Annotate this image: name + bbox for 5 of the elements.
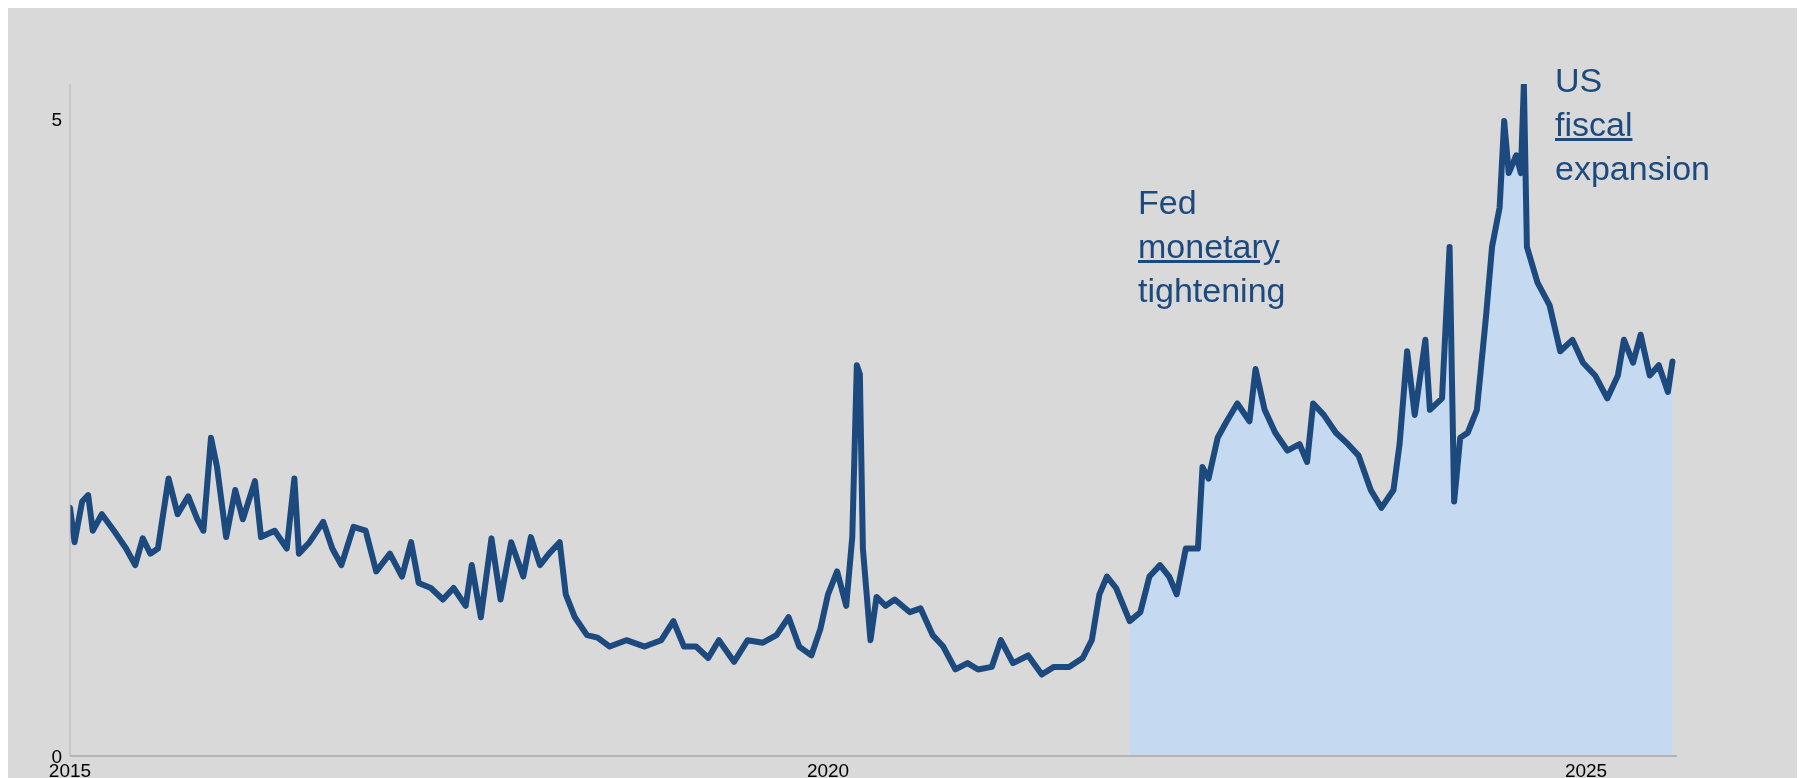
annotation: Fed monetary tightening <box>1138 182 1286 311</box>
x-tick-label: 2020 <box>806 760 850 778</box>
y-tick-label: 5 <box>51 109 62 131</box>
annotation: US fiscal expansion <box>1555 60 1711 189</box>
x-tick-label: 2025 <box>1564 760 1608 778</box>
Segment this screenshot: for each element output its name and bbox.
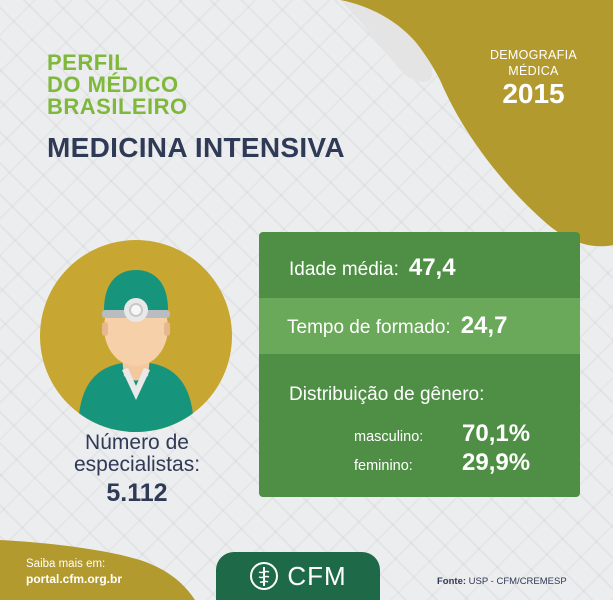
+ + +
Task description: Put every line of the records above into a JSON list of strings, with one string per line. Skip blank lines and leave the pictures out.

Written response:
[
  "Annotate this image: name + bbox for 5 of the elements.",
  "annotation: Fed monetary tightening <box>1138 182 1286 311</box>",
  "x-tick-label: 2020 <box>806 760 850 778</box>",
  "y-tick-label: 5 <box>51 109 62 131</box>",
  "annotation: US fiscal expansion <box>1555 60 1711 189</box>",
  "x-tick-label: 2025 <box>1564 760 1608 778</box>",
  "Segment this screenshot: for each element output its name and bbox."
]